▸ What this task involves: Carry the junk drawer essay below forward, starting right after its final sentence.

[Excerpted passage — start]

Two and a half months till Clean Out Your Junk Drawer Day (Sept. 13), and I am uncharacteristically ahead of the game.
Not sure what came over me this morning. Especially on a Sunday. But I felt compelled to shovel out the kitchen drawer that has been the bane of my domestic existence since I can remember.
And mark my words, come September, despite my good intentions, that drawer will once again resemble a miniature scene from Hoarders.
Yeah, as long as there are rogue rubber bands, paperclips, screws, cough drops, spilled sunflower seeds, Airsoft gun BBs, old house keys and spare change, there will always be junk drawers.
Truth is, everybody has one. Everybody. Maybe not in the kitchen. Maybe it's in the bedroom, bathroom or basement. But as sure as the SpongeBob SquarePants toy camera buried under three empty lint rollers that I unearthed today, everyone has a specially designated gathering place for the various and sundry crap routinely collected in pockets, under couch cushions or on top of dressers.
God forbid I throw out the 55 ink pens that no longer write, or the faded grocery receipt from a year ago. If nothing else, the dried-up writing utensils are keeping the 10 antique wooden Pick Up Sticks, three half-burned birthday candles, a lone spork and one hair comb (with missing teeth) company.
Now there are some useful things that typically end up in a junk drawer. A couple books of matches, perhaps, or a pair of kitchen shears. In my case, I discovered a roll of electrical tape, a package of hand warmers and a few extra clothespins.
Of course, they were crammed in the drawer alongside the not-so-useful empty Terro ant poison bottle, a cracked plastic cat toy, and a tiny red calculator free from AARP that never worked.

[Excerpted passage — finish]
[Excerpted data — start]

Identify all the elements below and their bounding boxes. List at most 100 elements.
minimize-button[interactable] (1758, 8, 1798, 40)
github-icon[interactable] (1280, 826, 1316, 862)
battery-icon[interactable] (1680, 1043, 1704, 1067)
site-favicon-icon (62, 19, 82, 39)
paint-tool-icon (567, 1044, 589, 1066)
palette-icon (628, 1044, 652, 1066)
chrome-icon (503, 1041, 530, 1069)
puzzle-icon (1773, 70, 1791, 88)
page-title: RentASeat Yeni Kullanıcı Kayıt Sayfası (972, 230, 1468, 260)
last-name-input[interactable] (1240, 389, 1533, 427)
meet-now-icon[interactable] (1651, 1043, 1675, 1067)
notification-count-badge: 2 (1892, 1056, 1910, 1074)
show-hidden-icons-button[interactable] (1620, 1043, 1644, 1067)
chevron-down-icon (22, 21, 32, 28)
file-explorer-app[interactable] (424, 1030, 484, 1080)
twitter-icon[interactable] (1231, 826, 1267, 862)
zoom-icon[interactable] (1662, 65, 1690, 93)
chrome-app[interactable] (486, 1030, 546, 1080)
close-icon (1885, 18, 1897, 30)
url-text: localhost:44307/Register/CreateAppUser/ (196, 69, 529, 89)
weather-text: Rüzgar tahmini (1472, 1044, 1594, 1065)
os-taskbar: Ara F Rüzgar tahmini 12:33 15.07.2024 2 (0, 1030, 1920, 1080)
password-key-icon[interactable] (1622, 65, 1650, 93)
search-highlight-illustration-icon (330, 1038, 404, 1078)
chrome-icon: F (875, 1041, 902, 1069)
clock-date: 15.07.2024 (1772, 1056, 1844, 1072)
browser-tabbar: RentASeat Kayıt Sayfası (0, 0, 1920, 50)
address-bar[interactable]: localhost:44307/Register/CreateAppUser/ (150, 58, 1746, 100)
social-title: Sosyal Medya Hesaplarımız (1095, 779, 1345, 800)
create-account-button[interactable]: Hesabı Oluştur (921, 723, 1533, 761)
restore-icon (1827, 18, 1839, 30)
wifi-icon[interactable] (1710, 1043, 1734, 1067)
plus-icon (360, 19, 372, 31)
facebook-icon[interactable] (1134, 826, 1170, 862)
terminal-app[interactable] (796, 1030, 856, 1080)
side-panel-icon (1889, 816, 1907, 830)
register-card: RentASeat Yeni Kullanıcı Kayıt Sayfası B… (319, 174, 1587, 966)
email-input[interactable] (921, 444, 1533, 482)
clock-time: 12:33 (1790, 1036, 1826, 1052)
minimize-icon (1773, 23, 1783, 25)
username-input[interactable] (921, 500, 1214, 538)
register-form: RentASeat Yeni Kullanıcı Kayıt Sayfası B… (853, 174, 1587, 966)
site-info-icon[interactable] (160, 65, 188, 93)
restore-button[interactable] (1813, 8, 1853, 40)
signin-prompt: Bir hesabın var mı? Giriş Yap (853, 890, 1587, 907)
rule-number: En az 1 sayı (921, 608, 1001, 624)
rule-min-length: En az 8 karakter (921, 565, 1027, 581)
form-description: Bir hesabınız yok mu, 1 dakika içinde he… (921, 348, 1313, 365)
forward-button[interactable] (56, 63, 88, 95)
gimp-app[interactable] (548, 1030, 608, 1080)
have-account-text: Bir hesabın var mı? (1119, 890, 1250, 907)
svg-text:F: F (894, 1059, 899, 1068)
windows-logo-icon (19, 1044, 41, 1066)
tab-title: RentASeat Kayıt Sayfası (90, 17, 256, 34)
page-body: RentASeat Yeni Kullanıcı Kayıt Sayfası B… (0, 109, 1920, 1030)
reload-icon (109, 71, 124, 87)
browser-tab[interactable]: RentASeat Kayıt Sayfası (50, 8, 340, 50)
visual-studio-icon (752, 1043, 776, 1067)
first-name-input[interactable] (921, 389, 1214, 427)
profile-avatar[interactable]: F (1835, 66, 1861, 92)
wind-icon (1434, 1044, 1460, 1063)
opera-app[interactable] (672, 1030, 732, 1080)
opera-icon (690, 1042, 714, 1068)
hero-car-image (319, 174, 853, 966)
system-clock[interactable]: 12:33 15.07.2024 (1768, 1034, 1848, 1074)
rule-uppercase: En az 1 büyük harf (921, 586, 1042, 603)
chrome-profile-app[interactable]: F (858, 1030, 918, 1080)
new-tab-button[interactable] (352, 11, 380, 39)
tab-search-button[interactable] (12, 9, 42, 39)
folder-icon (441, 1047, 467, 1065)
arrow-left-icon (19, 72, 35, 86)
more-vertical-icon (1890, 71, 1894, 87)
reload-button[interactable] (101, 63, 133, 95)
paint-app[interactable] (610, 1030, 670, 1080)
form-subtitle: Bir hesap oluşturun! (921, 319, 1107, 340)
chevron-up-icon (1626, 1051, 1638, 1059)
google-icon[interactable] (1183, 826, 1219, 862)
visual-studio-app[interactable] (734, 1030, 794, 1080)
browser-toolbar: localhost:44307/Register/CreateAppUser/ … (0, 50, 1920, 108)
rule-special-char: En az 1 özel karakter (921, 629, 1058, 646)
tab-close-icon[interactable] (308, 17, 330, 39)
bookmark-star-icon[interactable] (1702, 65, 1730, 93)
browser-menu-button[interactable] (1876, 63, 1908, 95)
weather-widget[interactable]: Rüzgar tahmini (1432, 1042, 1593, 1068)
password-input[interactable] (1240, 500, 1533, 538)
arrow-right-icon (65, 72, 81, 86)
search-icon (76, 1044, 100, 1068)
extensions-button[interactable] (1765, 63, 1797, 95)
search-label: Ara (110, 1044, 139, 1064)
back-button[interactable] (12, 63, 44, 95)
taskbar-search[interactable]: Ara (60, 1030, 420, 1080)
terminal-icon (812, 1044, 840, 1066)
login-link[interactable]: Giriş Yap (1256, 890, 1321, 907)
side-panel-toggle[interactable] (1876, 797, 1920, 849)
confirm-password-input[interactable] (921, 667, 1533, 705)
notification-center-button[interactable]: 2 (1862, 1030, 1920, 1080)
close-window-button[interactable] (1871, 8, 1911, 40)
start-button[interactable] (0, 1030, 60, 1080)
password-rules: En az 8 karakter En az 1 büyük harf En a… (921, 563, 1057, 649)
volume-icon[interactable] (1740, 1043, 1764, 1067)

[Excerpted data — finish]

▸ Result:
Now, a thorough cleaning of the junk drawer doesn't have to be a totally unpleasant experience. It can actually serve as a surprise, albeit jumbled, journey down memory lane...
Oh, look! There's the Hot Wheels car I bribed Daniel with during potty training when he was three years old. (Daniel turned 19 in March.) And what is that I spy under all those now-yellowed and long-ago expired Enfamil coupons? Why, of course! Daniel's second grade report card.
Hey, sometimes it's just hard to let go.
Warning: the older you get, the more mystifying cleaning out the junk drawer can become, resulting in profound puzzlement...
Oh, forever more! What's my college Econ 102 final exam (fall quarter, 1976) doing stuck between the pages of the 2005 Coon Rapids phonebook?
Heavens to Betsy! How in the world did the Iowa road map wind up hidden in my old copy of that early 90s Christian paperback, Sometimes I Feel Like Running Away From Home, smooshed, no less, at the back of the drawer?
Tip: Sometimes it's best to just let the serendipity of junk drawer cleaning flow over you.